# WHAT YOU NEED TO DO
Which lines hold the word "image"? Show each of them.

Records from a collection
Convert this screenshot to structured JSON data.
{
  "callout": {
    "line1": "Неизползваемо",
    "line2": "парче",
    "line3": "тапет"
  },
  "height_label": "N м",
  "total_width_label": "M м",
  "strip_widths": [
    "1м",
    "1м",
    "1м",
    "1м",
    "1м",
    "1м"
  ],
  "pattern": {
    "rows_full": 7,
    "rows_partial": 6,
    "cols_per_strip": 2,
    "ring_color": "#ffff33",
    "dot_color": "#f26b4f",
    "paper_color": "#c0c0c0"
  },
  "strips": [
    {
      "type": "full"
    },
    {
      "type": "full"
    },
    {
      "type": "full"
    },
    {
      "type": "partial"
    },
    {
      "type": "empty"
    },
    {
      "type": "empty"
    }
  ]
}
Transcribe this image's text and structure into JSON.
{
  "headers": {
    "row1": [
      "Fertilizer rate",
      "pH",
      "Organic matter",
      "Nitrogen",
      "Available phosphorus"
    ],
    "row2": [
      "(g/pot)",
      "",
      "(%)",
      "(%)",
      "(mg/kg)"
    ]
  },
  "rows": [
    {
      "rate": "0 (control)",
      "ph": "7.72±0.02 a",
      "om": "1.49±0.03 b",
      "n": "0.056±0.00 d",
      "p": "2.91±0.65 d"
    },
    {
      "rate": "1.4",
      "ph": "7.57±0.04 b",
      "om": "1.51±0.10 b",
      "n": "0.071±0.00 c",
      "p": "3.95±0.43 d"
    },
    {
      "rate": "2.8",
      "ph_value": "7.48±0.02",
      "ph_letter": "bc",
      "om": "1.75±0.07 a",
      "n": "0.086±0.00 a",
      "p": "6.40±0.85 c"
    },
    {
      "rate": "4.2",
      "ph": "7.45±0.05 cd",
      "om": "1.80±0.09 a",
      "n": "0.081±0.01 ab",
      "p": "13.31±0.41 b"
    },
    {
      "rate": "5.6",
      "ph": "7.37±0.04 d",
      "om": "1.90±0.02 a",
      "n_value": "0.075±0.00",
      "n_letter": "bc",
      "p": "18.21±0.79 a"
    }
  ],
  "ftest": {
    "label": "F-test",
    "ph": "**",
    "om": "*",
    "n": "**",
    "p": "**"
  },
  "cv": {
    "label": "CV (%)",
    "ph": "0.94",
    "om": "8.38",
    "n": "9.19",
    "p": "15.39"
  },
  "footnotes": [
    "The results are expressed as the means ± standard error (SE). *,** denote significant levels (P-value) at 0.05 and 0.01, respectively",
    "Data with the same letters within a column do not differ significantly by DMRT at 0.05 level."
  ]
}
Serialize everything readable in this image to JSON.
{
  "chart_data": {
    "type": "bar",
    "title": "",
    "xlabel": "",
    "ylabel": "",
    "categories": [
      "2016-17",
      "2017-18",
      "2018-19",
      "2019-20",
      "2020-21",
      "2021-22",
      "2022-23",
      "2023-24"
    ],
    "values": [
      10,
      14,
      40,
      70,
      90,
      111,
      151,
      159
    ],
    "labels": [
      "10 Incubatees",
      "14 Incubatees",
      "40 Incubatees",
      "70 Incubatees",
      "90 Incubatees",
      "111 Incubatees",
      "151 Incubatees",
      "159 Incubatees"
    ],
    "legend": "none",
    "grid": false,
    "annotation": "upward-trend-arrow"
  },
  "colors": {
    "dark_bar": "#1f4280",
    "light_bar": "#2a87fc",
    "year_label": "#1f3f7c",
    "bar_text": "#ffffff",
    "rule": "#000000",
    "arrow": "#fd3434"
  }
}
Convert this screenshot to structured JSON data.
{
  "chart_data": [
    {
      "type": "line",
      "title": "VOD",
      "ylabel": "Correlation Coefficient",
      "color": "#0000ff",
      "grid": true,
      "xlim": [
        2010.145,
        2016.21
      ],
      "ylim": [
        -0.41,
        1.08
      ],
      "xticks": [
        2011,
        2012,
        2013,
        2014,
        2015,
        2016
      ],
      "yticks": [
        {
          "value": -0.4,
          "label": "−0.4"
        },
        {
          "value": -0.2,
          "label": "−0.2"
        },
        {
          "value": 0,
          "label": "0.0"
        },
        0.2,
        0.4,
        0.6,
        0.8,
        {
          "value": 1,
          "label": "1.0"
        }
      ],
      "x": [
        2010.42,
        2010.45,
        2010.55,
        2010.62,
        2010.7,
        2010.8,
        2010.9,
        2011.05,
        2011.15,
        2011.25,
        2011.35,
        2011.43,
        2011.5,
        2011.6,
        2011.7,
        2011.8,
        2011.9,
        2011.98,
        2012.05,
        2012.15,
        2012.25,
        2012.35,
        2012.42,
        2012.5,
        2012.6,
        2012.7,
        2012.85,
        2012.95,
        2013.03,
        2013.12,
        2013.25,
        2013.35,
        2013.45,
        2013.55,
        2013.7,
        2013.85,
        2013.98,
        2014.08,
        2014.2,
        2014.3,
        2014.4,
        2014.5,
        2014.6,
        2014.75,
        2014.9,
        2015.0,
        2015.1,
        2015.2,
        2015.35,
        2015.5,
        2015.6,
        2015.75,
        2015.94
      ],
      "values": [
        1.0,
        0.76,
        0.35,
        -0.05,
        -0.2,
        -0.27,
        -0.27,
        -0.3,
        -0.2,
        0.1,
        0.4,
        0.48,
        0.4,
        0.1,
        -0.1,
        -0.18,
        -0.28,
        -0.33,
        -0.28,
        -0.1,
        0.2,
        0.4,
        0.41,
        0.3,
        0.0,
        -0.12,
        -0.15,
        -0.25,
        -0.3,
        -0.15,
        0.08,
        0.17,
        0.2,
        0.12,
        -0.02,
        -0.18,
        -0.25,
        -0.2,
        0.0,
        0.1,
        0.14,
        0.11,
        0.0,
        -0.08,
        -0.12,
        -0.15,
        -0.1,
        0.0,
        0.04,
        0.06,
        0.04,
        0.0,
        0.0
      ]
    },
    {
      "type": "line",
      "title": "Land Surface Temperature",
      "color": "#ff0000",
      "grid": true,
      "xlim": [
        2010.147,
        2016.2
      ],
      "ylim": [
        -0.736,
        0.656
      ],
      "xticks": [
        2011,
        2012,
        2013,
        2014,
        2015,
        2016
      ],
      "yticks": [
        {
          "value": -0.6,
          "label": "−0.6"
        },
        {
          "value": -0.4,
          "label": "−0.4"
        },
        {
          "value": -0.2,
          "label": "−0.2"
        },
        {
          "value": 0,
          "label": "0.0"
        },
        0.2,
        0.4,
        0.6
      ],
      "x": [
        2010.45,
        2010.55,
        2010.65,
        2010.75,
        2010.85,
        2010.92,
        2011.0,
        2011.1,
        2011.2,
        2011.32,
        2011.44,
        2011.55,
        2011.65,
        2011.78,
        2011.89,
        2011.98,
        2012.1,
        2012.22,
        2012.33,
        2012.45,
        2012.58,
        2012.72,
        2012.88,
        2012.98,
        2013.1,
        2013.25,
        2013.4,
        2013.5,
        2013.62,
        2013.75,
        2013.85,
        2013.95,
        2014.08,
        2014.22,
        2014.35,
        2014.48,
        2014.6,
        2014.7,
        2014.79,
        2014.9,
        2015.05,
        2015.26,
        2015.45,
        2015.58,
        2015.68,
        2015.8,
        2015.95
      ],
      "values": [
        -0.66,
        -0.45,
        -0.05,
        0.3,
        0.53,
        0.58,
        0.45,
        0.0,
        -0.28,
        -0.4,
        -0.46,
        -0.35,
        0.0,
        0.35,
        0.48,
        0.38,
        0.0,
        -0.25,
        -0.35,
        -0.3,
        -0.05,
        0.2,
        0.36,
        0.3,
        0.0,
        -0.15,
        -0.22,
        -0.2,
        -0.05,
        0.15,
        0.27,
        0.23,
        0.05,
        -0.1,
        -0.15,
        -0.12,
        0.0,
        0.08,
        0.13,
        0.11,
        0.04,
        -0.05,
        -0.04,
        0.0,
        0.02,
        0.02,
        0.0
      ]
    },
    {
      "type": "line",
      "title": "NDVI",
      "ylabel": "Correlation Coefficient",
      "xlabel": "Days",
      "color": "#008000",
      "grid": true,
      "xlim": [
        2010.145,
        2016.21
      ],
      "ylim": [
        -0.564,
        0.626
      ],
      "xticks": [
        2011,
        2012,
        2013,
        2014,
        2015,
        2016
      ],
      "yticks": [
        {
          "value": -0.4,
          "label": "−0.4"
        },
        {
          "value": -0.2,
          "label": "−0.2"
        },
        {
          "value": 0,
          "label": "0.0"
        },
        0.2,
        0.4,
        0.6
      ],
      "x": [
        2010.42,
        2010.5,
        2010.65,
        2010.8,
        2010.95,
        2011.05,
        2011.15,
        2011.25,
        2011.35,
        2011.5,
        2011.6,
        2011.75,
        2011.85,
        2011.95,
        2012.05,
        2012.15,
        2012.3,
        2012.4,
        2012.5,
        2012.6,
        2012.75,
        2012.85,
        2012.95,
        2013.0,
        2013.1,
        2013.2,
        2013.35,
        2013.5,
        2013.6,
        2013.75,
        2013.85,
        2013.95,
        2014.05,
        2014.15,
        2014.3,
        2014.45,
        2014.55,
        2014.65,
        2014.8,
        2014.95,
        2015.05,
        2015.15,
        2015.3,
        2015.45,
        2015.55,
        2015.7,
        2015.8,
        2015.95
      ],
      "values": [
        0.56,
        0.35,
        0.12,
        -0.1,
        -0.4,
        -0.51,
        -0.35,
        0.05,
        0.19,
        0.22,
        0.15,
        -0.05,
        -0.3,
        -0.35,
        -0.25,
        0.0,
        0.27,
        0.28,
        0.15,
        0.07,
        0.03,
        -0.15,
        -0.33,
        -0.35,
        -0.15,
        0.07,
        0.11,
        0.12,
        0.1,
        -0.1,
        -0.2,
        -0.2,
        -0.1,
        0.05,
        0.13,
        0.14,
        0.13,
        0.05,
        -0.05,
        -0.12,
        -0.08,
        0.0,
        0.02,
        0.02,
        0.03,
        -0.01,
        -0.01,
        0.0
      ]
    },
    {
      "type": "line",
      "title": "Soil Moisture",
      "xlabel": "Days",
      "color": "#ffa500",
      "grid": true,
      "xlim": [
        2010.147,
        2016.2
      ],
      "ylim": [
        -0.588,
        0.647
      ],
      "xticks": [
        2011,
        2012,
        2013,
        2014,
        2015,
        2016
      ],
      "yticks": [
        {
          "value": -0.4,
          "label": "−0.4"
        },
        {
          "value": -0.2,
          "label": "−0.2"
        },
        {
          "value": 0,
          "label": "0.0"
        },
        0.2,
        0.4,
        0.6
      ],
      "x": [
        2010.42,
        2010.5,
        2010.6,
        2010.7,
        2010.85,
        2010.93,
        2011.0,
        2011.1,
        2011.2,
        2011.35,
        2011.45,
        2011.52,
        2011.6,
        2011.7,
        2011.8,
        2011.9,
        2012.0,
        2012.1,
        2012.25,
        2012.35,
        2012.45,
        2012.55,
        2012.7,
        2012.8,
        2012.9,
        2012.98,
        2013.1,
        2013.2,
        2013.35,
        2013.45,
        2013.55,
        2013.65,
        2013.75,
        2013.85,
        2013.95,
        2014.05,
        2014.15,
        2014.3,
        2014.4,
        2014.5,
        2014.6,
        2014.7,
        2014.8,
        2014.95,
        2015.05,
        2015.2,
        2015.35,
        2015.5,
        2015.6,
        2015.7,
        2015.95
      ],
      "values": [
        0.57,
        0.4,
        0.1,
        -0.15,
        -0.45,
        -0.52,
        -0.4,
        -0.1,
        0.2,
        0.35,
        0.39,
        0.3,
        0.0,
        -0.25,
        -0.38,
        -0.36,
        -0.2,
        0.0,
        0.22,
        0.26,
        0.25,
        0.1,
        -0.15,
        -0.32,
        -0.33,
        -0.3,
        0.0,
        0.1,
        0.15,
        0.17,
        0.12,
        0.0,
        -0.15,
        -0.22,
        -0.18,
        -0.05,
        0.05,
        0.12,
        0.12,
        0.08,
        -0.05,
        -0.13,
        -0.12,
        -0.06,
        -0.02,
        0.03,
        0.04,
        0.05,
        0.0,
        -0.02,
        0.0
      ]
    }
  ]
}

# EXERCISE ANSWER
Transcribe this image's text and structure into JSON.
Serialize everything readable in this image to JSON.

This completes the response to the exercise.